> Given task
Find the word "What" in the data. Return every line where it appears.
--- BEGIN Source data ---
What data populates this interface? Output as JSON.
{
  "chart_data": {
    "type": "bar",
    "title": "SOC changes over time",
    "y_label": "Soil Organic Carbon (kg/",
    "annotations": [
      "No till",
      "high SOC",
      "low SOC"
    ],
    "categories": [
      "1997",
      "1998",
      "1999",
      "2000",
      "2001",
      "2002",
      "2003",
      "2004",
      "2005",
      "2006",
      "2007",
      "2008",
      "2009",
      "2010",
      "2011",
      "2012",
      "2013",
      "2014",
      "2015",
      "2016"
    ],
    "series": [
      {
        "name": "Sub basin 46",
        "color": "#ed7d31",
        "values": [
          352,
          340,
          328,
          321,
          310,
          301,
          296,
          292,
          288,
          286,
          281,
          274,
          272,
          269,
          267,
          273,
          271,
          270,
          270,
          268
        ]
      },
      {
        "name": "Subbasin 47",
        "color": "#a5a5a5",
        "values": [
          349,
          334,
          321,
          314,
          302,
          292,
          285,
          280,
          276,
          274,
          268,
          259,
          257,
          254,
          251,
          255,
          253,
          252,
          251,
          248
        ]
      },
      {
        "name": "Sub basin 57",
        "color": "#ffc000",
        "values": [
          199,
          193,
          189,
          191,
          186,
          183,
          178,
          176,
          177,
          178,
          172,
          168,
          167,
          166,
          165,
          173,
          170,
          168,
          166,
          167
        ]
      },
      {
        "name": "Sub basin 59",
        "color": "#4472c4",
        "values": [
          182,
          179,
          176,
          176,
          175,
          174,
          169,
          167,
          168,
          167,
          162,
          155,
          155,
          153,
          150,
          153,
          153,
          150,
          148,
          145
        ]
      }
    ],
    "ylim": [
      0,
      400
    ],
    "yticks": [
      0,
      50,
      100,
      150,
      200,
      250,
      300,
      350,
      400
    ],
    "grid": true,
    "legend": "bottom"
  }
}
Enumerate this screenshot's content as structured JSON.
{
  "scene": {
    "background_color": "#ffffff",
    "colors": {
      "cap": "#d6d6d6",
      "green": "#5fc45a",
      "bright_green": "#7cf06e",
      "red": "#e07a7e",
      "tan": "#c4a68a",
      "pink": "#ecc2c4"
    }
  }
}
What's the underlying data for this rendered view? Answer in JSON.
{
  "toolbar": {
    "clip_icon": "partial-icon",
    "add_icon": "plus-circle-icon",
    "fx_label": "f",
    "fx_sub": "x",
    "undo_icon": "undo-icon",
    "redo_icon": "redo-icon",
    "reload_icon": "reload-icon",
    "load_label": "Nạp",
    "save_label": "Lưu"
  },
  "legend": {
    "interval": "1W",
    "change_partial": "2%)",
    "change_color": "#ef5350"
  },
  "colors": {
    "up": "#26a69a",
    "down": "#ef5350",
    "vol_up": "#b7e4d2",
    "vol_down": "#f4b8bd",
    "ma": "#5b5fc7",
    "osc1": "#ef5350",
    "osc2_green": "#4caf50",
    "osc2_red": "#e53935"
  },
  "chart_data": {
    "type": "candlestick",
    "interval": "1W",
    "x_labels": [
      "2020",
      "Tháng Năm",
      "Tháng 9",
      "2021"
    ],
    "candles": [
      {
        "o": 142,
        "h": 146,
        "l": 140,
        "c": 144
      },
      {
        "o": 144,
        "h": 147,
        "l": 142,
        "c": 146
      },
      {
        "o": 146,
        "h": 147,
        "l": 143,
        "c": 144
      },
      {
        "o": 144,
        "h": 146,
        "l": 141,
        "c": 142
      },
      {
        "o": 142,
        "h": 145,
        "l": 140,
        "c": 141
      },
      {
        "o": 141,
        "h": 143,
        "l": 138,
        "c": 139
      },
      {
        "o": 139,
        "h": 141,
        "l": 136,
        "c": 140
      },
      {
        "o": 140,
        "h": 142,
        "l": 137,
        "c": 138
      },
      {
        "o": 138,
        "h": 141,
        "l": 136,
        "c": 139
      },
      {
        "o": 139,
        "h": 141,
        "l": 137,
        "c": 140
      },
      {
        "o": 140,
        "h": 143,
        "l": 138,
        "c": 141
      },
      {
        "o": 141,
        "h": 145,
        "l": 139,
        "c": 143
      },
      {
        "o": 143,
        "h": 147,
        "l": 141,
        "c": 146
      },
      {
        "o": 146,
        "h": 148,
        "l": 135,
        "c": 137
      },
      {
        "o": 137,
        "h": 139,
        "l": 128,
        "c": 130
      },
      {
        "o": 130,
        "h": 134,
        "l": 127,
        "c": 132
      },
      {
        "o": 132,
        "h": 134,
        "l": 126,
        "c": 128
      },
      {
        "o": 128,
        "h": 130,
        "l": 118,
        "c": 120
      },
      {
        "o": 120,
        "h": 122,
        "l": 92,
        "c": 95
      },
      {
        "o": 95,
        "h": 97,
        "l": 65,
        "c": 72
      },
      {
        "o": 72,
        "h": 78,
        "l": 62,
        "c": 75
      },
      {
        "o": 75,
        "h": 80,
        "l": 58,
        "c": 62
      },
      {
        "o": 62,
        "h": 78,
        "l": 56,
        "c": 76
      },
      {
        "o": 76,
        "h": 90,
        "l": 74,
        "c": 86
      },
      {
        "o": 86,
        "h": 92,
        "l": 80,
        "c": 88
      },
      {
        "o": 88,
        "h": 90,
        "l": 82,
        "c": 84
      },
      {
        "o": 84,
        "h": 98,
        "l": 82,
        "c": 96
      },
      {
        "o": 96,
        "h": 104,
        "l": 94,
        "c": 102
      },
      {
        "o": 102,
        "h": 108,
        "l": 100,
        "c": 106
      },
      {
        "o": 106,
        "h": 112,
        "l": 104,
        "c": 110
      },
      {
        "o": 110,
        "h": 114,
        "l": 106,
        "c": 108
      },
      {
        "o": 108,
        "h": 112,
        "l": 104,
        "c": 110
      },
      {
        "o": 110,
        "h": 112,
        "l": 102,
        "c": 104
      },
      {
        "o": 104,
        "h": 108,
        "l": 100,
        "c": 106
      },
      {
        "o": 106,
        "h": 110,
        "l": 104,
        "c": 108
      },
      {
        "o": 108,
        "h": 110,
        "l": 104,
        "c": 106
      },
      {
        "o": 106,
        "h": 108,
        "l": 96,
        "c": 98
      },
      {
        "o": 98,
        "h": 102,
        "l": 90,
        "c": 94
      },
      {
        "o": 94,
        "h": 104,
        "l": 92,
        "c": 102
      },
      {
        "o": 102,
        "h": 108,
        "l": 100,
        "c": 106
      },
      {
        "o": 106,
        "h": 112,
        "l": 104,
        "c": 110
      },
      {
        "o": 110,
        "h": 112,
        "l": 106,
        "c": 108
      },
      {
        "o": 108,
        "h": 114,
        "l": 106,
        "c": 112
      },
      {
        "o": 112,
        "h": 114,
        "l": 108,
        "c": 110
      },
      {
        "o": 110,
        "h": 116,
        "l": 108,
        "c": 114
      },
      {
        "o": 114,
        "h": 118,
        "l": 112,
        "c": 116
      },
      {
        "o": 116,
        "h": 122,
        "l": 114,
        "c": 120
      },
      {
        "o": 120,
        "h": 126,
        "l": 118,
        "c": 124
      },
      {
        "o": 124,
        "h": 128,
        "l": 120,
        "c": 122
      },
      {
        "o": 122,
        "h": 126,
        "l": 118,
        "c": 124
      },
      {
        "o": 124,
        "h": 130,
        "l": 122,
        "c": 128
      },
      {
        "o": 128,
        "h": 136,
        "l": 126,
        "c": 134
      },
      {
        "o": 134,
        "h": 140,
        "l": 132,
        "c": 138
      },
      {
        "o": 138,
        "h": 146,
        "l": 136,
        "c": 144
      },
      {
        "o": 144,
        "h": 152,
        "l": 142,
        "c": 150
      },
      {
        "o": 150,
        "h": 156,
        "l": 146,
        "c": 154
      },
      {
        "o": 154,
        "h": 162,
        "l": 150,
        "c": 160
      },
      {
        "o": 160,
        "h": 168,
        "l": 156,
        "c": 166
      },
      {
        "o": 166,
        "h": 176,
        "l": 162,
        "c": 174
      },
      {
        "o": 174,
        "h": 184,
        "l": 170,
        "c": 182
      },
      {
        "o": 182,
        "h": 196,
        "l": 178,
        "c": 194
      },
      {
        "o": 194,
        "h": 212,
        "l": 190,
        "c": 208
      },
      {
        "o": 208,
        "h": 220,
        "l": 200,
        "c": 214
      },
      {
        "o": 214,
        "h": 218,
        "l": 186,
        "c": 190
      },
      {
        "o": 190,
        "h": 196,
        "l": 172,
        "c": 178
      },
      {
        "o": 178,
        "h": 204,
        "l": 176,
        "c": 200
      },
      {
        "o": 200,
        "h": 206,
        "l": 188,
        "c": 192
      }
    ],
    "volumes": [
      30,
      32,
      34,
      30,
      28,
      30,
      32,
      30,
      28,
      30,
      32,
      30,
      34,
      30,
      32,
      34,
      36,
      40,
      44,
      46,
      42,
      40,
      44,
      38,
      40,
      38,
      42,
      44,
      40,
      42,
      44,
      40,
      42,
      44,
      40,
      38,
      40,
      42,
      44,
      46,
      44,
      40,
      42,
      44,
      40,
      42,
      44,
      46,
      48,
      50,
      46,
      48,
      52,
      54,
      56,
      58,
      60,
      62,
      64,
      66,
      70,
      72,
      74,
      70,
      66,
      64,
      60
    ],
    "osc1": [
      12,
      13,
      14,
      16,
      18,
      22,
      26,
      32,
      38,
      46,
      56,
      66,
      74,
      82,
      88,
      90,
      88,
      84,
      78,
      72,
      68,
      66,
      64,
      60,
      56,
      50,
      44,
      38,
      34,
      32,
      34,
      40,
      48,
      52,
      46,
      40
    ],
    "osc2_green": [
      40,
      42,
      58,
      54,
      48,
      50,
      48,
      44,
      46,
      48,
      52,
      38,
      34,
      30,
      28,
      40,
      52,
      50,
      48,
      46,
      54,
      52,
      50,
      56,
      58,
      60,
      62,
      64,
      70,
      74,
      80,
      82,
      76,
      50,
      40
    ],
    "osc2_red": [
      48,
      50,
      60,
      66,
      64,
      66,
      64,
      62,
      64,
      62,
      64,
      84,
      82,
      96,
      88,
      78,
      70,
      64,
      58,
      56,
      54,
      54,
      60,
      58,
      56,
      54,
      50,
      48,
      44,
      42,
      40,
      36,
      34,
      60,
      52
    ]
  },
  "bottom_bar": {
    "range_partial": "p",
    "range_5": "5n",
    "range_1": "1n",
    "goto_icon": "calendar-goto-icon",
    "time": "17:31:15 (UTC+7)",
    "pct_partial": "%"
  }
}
--- END Source data ---
> Answer to this problem
What data populates this interface? Output as JSON.
What's the underlying data for this rendered view? Answer in JSON.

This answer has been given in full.